───── MATERIAL SHOWN

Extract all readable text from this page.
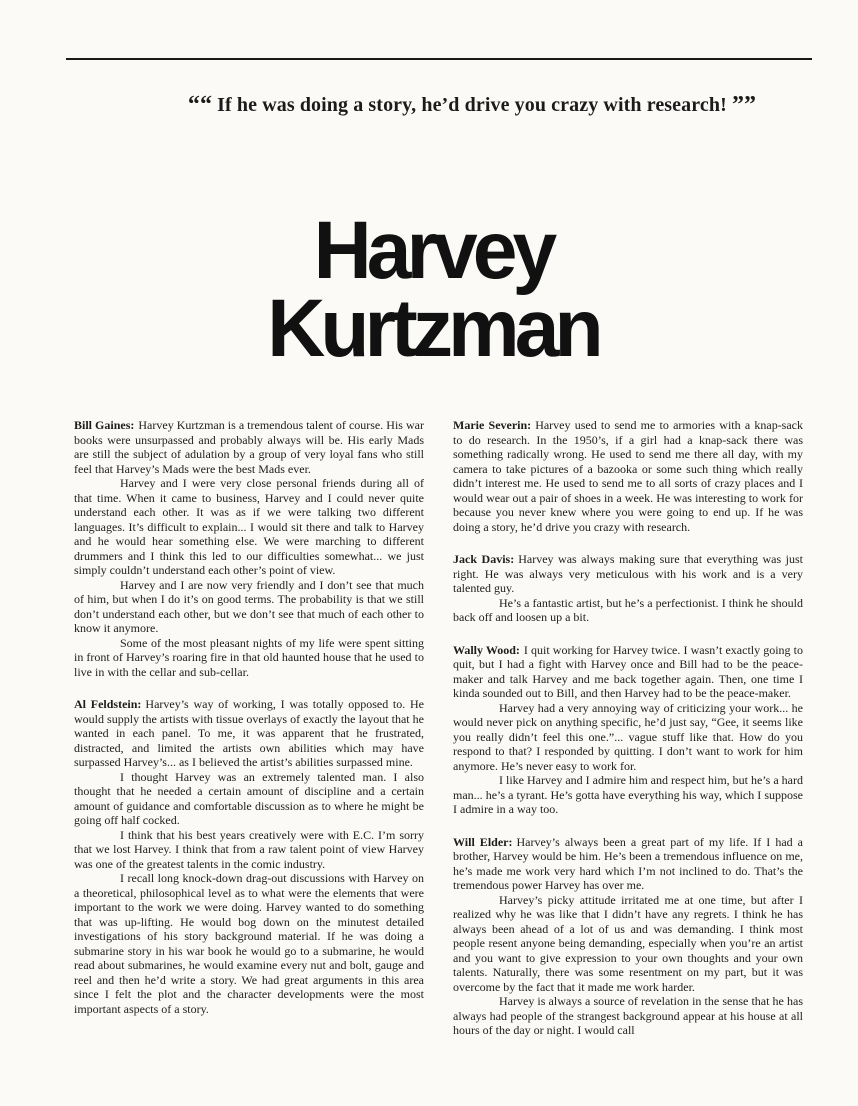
““ If he was doing a story, he’d drive you crazy with research! ””
Harvey
Kurtzman

Bill Gaines: Harvey Kurtzman is a tremendous talent of course. His war books were unsurpassed and probably always will be. His early Mads are still the subject of adulation by a group of very loyal fans who still feel that Harvey’s Mads were the best Mads ever.

Harvey and I were very close personal friends during all of that time. When it came to business, Harvey and I could never quite understand each other. It was as if we were talking two different languages. It’s difficult to explain... I would sit there and talk to Harvey and he would hear something else. We were marching to different drummers and I think this led to our difficulties somewhat... we just simply couldn’t understand each other’s point of view.

Harvey and I are now very friendly and I don’t see that much of him, but when I do it’s on good terms. The probability is that we still don’t understand each other, but we don’t see that much of each other to know it anymore.

Some of the most pleasant nights of my life were spent sitting in front of Harvey’s roaring fire in that old haunted house that he used to live in with the cellar and sub-cellar.

Al Feldstein: Harvey’s way of working, I was totally opposed to. He would supply the artists with tissue overlays of exactly the layout that he wanted in each panel. To me, it was apparent that he frustrated, distracted, and limited the artists own abilities which may have surpassed Harvey’s... as I believed the artist’s abilities surpassed mine.

I thought Harvey was an extremely talented man. I also thought that he needed a certain amount of discipline and a certain amount of guidance and comfortable discussion as to where he might be going off half cocked.

I think that his best years creatively were with E.C. I’m sorry that we lost Harvey. I think that from a raw talent point of view Harvey was one of the greatest talents in the comic industry.

I recall long knock-down drag-out discussions with Harvey on a theoretical, philosophical level as to what were the elements that were important to the work we were doing. Harvey wanted to do something that was up-lifting. He would bog down on the minutest detailed investigations of his story background material. If he was doing a submarine story in his war book he would go to a submarine, he would read about submarines, he would examine every nut and bolt, gauge and reel and then he’d write a story. We had great arguments in this area since I felt the plot and the character developments were the most important aspects of a story.

Marie Severin: Harvey used to send me to armories with a knap-sack to do research. In the 1950’s, if a girl had a knap-sack there was something radically wrong. He used to send me there all day, with my camera to take pictures of a bazooka or some such thing which really didn’t interest me. He used to send me to all sorts of crazy places and I would wear out a pair of shoes in a week. He was interesting to work for because you never knew where you were going to end up. If he was doing a story, he’d drive you crazy with research.

Jack Davis: Harvey was always making sure that everything was just right. He was always very meticulous with his work and is a very talented guy.

He’s a fantastic artist, but he’s a perfectionist. I think he should back off and loosen up a bit.

Wally Wood: I quit working for Harvey twice. I wasn’t exactly going to quit, but I had a fight with Harvey once and Bill had to be the peace-maker and talk Harvey and me back together again. Then, one time I kinda sounded out to Bill, and then Harvey had to be the peace-maker.

Harvey had a very annoying way of criticizing your work... he would never pick on anything specific, he’d just say, “Gee, it seems like you really didn’t feel this one.”... vague stuff like that. How do you respond to that? I responded by quitting. I don’t want to work for him anymore. He’s never easy to work for.

I like Harvey and I admire him and respect him, but he’s a hard man... he’s a tyrant. He’s gotta have everything his way, which I suppose I admire in a way too.

Will Elder: Harvey’s always been a great part of my life. If I had a brother, Harvey would be him. He’s been a tremendous influence on me, he’s made me work very hard which I’m not inclined to do. That’s the tremendous power Harvey has over me.

Harvey’s picky attitude irritated me at one time, but after I realized why he was like that I didn’t have any regrets. I think he has always been ahead of a lot of us and was demanding. I think most people resent anyone being demanding, especially when you’re an artist and you want to give expression to your own thoughts and your own talents. Naturally, there was some resentment on my part, but it was overcome by the fact that it made me work harder.

Harvey is always a source of revelation in the sense that he has always had people of the strangest background appear at his house at all hours of the day or night. I would call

──────────

### PROBLEM TO WORK ON
Copy all lines from the entries that contain the word "Kurtzman".

### ANSWER TO THIS EXERCISE
Kurtzman
Bill Gaines: Harvey Kurtzman is a tremendous talent of course. His war books were unsurpassed and probably always will be. His early Mads are still the subject of adulation by a group of very loyal fans who still feel that Harvey’s Mads were the best Mads ever.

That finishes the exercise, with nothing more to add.